[Box coordinate listings]
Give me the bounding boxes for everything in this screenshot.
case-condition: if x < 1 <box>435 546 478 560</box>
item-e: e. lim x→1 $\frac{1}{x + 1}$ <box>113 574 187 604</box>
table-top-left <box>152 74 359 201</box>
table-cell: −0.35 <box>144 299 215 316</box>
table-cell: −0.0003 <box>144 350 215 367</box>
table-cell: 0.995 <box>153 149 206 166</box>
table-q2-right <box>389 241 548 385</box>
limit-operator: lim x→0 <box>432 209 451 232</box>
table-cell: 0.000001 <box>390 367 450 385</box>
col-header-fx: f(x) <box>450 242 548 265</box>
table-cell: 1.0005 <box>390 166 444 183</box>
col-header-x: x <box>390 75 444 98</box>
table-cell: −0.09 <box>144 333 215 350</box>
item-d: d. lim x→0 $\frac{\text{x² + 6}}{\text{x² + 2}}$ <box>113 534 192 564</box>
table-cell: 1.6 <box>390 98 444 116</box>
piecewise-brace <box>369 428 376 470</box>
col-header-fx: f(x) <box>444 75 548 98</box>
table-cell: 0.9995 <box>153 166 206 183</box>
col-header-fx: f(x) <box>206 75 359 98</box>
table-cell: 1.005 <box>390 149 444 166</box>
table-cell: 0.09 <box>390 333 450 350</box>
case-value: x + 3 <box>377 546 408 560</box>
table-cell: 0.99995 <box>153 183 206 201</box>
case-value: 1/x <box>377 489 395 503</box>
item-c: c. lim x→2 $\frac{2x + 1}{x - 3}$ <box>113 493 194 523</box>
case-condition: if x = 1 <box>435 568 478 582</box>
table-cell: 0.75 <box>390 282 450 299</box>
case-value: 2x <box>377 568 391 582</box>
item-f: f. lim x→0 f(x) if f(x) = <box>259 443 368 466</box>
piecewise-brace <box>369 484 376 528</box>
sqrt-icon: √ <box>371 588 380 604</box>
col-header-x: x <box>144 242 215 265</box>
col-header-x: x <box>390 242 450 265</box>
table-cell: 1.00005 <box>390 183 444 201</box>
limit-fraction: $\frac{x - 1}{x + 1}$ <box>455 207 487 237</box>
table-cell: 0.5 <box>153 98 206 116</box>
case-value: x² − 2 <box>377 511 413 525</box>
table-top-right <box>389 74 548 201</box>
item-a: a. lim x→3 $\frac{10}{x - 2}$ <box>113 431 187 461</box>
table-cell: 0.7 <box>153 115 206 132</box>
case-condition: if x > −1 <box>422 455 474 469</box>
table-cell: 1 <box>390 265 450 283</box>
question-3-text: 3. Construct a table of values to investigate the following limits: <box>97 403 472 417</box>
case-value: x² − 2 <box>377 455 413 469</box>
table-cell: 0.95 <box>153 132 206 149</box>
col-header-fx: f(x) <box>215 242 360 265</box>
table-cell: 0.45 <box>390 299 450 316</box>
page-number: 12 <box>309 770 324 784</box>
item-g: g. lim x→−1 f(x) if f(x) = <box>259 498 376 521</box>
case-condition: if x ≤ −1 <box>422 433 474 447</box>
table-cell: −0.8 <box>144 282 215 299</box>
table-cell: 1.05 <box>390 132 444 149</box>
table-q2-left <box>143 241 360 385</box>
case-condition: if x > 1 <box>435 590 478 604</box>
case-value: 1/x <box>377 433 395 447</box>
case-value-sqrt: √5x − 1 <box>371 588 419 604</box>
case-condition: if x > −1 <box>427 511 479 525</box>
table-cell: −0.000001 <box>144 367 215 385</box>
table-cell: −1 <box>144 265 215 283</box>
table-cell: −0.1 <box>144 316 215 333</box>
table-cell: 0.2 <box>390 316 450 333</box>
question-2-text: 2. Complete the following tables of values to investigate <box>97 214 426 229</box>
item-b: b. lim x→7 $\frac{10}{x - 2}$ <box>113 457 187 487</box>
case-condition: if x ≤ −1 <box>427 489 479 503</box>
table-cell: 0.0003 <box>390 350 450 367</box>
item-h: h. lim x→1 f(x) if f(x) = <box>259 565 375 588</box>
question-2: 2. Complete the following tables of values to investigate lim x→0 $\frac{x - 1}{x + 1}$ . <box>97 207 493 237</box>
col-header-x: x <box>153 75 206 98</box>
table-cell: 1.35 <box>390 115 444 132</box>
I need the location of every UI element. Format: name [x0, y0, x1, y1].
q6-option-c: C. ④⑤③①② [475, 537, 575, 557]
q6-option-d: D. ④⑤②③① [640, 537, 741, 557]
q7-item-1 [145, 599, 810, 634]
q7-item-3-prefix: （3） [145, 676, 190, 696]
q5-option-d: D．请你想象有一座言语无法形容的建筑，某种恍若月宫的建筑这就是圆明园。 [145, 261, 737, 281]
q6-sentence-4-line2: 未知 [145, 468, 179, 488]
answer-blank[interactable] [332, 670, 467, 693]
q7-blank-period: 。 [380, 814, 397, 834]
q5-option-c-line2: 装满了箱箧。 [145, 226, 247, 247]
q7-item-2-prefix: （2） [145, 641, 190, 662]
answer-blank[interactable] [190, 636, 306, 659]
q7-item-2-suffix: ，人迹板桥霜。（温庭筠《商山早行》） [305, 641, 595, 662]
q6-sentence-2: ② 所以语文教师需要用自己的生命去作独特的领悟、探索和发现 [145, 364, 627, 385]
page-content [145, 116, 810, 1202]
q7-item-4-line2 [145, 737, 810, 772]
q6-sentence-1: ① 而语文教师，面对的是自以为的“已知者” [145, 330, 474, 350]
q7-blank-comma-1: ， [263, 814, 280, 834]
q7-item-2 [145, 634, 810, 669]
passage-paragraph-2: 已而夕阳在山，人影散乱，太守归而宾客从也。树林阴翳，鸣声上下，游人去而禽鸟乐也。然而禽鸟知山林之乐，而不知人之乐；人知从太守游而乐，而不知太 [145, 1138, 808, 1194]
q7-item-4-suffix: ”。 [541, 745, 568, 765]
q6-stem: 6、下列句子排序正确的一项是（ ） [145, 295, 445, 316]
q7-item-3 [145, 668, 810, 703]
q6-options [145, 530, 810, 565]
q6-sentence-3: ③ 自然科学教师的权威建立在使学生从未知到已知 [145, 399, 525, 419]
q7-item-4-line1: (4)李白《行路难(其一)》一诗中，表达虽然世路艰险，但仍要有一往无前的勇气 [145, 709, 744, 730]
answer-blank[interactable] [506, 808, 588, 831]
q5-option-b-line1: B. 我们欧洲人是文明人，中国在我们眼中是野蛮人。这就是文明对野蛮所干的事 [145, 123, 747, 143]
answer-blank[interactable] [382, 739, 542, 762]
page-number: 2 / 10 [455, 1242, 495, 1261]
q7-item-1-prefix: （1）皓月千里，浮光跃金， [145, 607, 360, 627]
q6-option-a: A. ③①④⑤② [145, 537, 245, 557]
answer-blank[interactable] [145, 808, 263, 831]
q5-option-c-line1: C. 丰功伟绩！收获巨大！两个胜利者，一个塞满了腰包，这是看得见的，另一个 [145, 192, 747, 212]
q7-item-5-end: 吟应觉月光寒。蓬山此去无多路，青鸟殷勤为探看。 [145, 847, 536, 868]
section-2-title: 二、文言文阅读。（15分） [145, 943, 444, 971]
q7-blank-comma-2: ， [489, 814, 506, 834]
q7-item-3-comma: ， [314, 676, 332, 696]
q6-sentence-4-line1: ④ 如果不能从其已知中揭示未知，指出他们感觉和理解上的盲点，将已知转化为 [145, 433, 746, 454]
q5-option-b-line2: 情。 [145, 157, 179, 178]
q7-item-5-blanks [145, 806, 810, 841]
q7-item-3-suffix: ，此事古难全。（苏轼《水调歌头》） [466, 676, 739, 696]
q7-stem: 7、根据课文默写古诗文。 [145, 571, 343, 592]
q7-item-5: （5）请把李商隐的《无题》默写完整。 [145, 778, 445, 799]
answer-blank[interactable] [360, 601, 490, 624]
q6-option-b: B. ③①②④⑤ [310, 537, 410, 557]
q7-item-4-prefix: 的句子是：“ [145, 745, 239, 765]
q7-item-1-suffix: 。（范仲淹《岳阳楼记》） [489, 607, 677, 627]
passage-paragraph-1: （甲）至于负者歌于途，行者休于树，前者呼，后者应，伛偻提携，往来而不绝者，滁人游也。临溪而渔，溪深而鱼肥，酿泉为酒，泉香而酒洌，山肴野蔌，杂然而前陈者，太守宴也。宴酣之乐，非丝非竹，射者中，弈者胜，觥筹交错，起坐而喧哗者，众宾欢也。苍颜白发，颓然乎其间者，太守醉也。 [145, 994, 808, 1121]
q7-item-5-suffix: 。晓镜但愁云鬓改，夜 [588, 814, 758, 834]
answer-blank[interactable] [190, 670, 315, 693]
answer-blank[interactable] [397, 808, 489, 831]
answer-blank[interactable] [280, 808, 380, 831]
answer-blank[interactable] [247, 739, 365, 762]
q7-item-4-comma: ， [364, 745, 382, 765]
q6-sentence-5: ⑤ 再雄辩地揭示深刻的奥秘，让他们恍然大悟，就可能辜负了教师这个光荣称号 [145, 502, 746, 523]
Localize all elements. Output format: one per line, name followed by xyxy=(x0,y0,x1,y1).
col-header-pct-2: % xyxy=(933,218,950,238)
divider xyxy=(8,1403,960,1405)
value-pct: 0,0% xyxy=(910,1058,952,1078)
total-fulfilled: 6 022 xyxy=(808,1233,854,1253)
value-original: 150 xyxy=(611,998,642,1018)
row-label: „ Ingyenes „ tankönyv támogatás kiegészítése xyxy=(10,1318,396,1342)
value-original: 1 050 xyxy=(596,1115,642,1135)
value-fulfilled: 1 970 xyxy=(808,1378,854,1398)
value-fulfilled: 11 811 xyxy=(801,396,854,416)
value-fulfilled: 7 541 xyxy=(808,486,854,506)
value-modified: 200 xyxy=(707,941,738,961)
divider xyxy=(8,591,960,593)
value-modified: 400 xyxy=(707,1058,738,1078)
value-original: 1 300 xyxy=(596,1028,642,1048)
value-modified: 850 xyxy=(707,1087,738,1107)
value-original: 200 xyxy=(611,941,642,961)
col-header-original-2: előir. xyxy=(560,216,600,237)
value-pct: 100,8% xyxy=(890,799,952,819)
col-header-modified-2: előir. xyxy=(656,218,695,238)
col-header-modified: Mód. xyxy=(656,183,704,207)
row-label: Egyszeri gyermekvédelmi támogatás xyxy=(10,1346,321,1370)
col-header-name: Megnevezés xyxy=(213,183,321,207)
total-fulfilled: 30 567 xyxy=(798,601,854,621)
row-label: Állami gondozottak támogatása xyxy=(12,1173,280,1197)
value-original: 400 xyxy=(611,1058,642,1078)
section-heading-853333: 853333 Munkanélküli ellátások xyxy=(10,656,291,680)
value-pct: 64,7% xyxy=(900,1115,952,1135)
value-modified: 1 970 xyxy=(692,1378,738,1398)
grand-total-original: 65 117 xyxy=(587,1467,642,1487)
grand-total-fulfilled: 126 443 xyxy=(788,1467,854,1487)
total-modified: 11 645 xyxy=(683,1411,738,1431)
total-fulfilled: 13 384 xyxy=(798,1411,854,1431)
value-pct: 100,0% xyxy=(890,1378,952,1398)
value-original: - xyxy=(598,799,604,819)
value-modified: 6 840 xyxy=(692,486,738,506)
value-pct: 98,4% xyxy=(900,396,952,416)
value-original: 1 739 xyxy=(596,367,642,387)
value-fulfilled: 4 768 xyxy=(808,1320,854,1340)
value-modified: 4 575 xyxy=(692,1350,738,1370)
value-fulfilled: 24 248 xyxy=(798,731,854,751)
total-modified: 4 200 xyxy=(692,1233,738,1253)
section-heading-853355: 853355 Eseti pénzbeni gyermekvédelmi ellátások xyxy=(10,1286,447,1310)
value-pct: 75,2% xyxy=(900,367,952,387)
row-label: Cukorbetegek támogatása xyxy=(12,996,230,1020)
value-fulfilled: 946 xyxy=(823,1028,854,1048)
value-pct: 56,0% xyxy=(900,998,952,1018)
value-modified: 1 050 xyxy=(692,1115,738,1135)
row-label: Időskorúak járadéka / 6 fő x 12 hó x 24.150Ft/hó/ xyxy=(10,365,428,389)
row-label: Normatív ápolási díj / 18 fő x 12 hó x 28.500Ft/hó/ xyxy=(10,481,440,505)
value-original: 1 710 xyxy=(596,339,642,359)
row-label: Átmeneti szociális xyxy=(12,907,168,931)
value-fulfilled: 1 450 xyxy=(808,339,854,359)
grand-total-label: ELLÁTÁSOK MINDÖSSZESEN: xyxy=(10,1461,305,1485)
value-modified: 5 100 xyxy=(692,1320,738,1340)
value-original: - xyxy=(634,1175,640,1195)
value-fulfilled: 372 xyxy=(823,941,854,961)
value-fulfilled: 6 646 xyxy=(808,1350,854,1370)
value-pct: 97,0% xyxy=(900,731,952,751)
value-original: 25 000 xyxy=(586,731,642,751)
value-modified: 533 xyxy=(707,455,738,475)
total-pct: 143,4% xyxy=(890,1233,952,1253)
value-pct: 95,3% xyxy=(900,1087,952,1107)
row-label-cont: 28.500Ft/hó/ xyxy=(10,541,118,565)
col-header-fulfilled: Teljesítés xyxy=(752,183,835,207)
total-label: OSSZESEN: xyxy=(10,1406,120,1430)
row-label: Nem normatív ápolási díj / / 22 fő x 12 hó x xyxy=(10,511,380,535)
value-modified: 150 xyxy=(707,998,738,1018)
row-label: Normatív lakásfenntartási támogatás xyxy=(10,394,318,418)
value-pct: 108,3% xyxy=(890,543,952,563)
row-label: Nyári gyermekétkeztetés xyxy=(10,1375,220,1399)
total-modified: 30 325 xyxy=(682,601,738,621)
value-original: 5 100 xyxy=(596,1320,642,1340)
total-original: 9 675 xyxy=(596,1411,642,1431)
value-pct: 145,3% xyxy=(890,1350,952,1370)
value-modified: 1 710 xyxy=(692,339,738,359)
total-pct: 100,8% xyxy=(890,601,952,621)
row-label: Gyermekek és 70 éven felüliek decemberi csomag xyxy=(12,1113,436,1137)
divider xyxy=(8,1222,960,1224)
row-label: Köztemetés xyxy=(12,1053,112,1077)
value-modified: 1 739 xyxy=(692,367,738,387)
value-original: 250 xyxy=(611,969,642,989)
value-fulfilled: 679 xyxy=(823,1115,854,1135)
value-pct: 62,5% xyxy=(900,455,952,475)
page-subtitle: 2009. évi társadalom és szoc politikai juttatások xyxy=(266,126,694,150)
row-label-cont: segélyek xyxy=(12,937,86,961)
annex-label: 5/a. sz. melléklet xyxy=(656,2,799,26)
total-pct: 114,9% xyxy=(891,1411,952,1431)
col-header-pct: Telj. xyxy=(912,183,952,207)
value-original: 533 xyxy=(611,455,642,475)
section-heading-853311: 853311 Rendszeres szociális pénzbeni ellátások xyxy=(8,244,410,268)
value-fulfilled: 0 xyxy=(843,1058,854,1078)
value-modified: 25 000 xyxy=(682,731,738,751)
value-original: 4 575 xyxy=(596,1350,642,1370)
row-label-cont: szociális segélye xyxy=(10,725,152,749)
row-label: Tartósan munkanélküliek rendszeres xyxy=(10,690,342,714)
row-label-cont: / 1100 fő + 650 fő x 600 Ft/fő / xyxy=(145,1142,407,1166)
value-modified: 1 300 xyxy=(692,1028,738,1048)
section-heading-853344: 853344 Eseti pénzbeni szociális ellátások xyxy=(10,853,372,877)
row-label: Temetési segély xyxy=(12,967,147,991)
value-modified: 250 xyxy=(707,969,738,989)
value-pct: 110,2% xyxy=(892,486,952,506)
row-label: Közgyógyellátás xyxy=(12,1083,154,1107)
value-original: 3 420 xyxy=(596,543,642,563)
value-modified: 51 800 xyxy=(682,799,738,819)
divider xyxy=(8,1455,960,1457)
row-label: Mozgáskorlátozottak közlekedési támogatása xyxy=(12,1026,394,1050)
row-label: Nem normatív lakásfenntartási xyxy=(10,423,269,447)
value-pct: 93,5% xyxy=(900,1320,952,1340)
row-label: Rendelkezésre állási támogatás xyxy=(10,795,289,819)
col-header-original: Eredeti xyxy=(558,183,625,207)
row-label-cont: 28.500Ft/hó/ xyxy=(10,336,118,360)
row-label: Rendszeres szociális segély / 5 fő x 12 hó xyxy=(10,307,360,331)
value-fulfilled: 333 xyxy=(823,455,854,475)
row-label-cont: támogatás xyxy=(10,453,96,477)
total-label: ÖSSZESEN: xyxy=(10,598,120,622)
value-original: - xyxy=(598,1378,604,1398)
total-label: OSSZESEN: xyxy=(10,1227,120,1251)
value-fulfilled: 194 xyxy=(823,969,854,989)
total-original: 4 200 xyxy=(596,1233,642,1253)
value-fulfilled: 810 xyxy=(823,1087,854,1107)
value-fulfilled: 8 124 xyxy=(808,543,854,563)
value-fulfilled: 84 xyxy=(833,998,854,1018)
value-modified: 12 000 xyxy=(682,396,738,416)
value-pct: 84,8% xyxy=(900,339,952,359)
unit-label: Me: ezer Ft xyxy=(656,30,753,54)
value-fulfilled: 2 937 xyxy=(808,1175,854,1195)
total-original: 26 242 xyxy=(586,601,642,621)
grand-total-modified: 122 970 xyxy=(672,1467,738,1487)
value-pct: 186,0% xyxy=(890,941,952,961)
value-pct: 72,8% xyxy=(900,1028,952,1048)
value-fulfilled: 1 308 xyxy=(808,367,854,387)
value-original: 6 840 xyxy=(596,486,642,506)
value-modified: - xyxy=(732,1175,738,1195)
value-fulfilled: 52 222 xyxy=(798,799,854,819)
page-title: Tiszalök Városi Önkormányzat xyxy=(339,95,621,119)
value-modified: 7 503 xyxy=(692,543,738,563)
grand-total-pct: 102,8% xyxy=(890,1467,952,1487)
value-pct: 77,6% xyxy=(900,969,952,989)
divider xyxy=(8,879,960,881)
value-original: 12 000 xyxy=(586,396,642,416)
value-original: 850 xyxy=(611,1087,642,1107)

What the task requires: Update the lines starting at the beginning of the data and ending at the line containing "table-q2-right <box>389 241 548 385</box>", changing "table-cell" to "table-entry" and leaving everything else as it is.

Result:
Give me the bounding boxes for everything in this screenshot.
case-condition: if x < 1 <box>435 546 478 560</box>
item-e: e. lim x→1 $\frac{1}{x + 1}$ <box>113 574 187 604</box>
table-top-left <box>152 74 359 201</box>
table-entry: −0.35 <box>144 299 215 316</box>
table-entry: −0.0003 <box>144 350 215 367</box>
table-entry: 0.995 <box>153 149 206 166</box>
table-q2-right <box>389 241 548 385</box>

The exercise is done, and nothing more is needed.